START Source records

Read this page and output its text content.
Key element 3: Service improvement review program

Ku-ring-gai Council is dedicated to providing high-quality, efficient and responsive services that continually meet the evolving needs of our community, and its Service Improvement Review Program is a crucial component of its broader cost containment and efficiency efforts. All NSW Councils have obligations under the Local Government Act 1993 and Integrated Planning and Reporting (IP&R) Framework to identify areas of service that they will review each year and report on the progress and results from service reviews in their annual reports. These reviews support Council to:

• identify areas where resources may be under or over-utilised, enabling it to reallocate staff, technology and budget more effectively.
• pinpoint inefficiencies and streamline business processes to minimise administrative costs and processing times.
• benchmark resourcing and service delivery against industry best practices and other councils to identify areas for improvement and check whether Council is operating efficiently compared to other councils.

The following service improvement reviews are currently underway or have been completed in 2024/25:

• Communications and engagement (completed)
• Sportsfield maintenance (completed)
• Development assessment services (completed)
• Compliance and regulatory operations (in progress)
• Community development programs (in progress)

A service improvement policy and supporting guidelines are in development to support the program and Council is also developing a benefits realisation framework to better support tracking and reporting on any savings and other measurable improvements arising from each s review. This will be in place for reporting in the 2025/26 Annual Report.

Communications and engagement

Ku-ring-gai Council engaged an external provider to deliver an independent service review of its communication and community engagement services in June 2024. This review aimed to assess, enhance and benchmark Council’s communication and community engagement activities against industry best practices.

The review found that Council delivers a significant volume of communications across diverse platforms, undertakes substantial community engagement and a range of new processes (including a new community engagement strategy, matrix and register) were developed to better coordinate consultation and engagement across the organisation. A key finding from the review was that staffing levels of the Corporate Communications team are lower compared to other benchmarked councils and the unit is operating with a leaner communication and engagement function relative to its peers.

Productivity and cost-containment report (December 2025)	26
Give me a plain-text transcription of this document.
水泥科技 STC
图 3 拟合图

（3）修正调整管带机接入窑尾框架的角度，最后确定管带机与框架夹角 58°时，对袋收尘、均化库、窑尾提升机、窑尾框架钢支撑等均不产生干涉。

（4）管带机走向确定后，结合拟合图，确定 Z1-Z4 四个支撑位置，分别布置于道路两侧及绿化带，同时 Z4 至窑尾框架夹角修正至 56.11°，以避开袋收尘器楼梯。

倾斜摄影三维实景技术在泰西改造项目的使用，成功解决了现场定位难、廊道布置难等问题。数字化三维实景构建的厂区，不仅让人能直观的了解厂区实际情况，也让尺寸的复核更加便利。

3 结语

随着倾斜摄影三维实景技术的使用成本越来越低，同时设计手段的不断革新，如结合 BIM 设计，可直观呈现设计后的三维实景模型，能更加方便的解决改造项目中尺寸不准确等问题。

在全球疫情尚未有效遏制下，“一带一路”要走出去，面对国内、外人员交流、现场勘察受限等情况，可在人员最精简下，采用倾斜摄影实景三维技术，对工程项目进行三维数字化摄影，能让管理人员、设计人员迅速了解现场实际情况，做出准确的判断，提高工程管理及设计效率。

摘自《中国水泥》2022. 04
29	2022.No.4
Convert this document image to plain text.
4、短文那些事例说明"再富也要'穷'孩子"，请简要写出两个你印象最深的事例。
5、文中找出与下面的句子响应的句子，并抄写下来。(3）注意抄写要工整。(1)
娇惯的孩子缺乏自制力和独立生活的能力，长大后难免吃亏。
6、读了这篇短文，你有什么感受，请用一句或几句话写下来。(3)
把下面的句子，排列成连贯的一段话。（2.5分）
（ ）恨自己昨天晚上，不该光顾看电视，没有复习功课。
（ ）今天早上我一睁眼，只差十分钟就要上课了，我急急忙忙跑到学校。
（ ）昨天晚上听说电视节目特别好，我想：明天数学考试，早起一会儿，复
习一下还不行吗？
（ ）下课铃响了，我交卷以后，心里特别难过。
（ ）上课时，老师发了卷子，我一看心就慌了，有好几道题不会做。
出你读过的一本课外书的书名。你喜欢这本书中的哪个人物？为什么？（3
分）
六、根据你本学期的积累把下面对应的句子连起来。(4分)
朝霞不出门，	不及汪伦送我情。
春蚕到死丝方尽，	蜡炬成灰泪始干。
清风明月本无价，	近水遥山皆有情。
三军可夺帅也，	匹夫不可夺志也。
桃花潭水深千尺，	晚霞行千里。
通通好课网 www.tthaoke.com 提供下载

END Source records

Pull out all lines of the data with the string "plain".

Give me a plain-text transcription of this document.
Convert this document image to plain text.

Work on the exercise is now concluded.